[Structured figure records]
========

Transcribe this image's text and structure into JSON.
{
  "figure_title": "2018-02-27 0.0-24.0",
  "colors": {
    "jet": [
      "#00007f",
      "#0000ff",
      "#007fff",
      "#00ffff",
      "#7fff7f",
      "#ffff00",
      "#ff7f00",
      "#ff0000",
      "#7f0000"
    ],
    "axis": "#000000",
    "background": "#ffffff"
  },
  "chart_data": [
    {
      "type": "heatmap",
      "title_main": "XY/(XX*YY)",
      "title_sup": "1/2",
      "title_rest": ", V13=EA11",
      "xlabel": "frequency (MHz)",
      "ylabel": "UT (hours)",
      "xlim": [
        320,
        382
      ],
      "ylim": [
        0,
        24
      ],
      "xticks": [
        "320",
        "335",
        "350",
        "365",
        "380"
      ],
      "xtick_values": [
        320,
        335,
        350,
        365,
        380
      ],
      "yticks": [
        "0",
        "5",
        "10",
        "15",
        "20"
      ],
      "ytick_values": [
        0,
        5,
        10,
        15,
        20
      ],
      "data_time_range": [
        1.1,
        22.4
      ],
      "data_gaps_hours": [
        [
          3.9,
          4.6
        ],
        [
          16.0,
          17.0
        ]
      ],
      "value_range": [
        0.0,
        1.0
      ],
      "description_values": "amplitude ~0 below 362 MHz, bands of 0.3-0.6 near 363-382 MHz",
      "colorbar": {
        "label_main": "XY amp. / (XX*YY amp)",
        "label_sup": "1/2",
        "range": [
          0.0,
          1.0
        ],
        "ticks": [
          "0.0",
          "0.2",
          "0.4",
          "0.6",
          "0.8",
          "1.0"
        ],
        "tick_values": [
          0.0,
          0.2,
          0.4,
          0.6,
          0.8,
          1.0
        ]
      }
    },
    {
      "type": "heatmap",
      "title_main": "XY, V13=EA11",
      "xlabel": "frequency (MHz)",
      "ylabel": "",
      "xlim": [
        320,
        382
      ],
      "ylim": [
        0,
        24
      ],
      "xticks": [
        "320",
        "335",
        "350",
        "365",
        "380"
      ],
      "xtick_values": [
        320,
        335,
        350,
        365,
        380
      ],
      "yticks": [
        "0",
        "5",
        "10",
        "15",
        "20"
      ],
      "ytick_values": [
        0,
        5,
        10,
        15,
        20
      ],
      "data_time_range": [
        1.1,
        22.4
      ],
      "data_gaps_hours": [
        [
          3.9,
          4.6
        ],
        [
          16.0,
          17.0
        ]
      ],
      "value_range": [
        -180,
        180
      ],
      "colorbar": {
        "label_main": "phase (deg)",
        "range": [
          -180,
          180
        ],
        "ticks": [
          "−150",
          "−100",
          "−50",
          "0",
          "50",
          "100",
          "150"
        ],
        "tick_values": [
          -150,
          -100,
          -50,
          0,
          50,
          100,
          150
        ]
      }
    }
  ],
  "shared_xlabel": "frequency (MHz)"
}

========

-- Your instructions --
Nothing in the listing may be changed; retype it all exactly.

-- The solution --
Transcribe this image's text and structure into JSON.
{
  "figure_title": "2018-02-27 0.0-24.0",
  "colors": {
    "jet": [
      "#00007f",
      "#0000ff",
      "#007fff",
      "#00ffff",
      "#7fff7f",
      "#ffff00",
      "#ff7f00",
      "#ff0000",
      "#7f0000"
    ],
    "axis": "#000000",
    "background": "#ffffff"
  },
  "chart_data": [
    {
      "type": "heatmap",
      "title_main": "XY/(XX*YY)",
      "title_sup": "1/2",
      "title_rest": ", V13=EA11",
      "xlabel": "frequency (MHz)",
      "ylabel": "UT (hours)",
      "xlim": [
        320,
        382
      ],
      "ylim": [
        0,
        24
      ],
      "xticks": [
        "320",
        "335",
        "350",
        "365",
        "380"
      ],
      "xtick_values": [
        320,
        335,
        350,
        365,
        380
      ],
      "yticks": [
        "0",
        "5",
        "10",
        "15",
        "20"
      ],
      "ytick_values": [
        0,
        5,
        10,
        15,
        20
      ],
      "data_time_range": [
        1.1,
        22.4
      ],
      "data_gaps_hours": [
        [
          3.9,
          4.6
        ],
        [
          16.0,
          17.0
        ]
      ],
      "value_range": [
        0.0,
        1.0
      ],
      "description_values": "amplitude ~0 below 362 MHz, bands of 0.3-0.6 near 363-382 MHz",
      "colorbar": {
        "label_main": "XY amp. / (XX*YY amp)",
        "label_sup": "1/2",
        "range": [
          0.0,
          1.0
        ],
        "ticks": [
          "0.0",
          "0.2",
          "0.4",
          "0.6",
          "0.8",
          "1.0"
        ],
        "tick_values": [
          0.0,
          0.2,
          0.4,
          0.6,
          0.8,
          1.0
        ]
      }
    },
    {
      "type": "heatmap",
      "title_main": "XY, V13=EA11",
      "xlabel": "frequency (MHz)",
      "ylabel": "",
      "xlim": [
        320,
        382
      ],
      "ylim": [
        0,
        24
      ],
      "xticks": [
        "320",
        "335",
        "350",
        "365",
        "380"
      ],
      "xtick_values": [
        320,
        335,
        350,
        365,
        380
      ],
      "yticks": [
        "0",
        "5",
        "10",
        "15",
        "20"
      ],
      "ytick_values": [
        0,
        5,
        10,
        15,
        20
      ],
      "data_time_range": [
        1.1,
        22.4
      ],
      "data_gaps_hours": [
        [
          3.9,
          4.6
        ],
        [
          16.0,
          17.0
        ]
      ],
      "value_range": [
        -180,
        180
      ],
      "colorbar": {
        "label_main": "phase (deg)",
        "range": [
          -180,
          180
        ],
        "ticks": [
          "−150",
          "−100",
          "−50",
          "0",
          "50",
          "100",
          "150"
        ],
        "tick_values": [
          -150,
          -100,
          -50,
          0,
          50,
          100,
          150
        ]
      }
    }
  ],
  "shared_xlabel": "frequency (MHz)"
}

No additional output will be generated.